(Records for processing):
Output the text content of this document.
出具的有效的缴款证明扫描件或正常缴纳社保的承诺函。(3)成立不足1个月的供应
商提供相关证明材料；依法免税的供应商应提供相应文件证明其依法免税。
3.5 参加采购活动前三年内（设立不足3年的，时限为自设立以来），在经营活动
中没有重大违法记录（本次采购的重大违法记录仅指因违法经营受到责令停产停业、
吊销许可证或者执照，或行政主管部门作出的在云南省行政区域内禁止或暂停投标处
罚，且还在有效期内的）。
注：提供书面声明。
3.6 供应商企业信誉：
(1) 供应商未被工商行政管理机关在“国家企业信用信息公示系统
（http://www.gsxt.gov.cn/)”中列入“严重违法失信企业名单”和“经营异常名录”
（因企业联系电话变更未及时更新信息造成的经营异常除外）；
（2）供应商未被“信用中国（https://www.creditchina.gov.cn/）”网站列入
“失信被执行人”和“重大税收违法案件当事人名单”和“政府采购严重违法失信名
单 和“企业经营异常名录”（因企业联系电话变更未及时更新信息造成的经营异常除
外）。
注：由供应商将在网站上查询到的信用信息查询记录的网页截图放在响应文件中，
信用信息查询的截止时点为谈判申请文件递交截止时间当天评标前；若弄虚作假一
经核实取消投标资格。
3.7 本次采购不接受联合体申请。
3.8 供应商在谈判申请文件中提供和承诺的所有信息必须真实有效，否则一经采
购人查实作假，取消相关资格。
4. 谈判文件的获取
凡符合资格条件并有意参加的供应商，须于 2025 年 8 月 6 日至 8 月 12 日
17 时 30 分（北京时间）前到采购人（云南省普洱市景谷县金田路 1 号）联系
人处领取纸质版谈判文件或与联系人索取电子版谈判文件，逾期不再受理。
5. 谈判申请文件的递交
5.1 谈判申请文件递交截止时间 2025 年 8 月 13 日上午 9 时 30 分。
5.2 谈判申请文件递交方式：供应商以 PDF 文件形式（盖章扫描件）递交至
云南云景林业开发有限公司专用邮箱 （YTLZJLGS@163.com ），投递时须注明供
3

(What is needed): Each line of the listing above should be output exactly.

(Exercise output):
Output the text content of this document.
出具的有效的缴款证明扫描件或正常缴纳社保的承诺函。(3)成立不足1个月的供应
商提供相关证明材料；依法免税的供应商应提供相应文件证明其依法免税。
3.5 参加采购活动前三年内（设立不足3年的，时限为自设立以来），在经营活动
中没有重大违法记录（本次采购的重大违法记录仅指因违法经营受到责令停产停业、
吊销许可证或者执照，或行政主管部门作出的在云南省行政区域内禁止或暂停投标处
罚，且还在有效期内的）。
注：提供书面声明。
3.6 供应商企业信誉：
(1) 供应商未被工商行政管理机关在“国家企业信用信息公示系统
（http://www.gsxt.gov.cn/)”中列入“严重违法失信企业名单”和“经营异常名录”
（因企业联系电话变更未及时更新信息造成的经营异常除外）；
（2）供应商未被“信用中国（https://www.creditchina.gov.cn/）”网站列入
“失信被执行人”和“重大税收违法案件当事人名单”和“政府采购严重违法失信名
单 和“企业经营异常名录”（因企业联系电话变更未及时更新信息造成的经营异常除
外）。
注：由供应商将在网站上查询到的信用信息查询记录的网页截图放在响应文件中，
信用信息查询的截止时点为谈判申请文件递交截止时间当天评标前；若弄虚作假一
经核实取消投标资格。
3.7 本次采购不接受联合体申请。
3.8 供应商在谈判申请文件中提供和承诺的所有信息必须真实有效，否则一经采
购人查实作假，取消相关资格。
4. 谈判文件的获取
凡符合资格条件并有意参加的供应商，须于 2025 年 8 月 6 日至 8 月 12 日
17 时 30 分（北京时间）前到采购人（云南省普洱市景谷县金田路 1 号）联系
人处领取纸质版谈判文件或与联系人索取电子版谈判文件，逾期不再受理。
5. 谈判申请文件的递交
5.1 谈判申请文件递交截止时间 2025 年 8 月 13 日上午 9 时 30 分。
5.2 谈判申请文件递交方式：供应商以 PDF 文件形式（盖章扫描件）递交至
云南云景林业开发有限公司专用邮箱 （YTLZJLGS@163.com ），投递时须注明供
3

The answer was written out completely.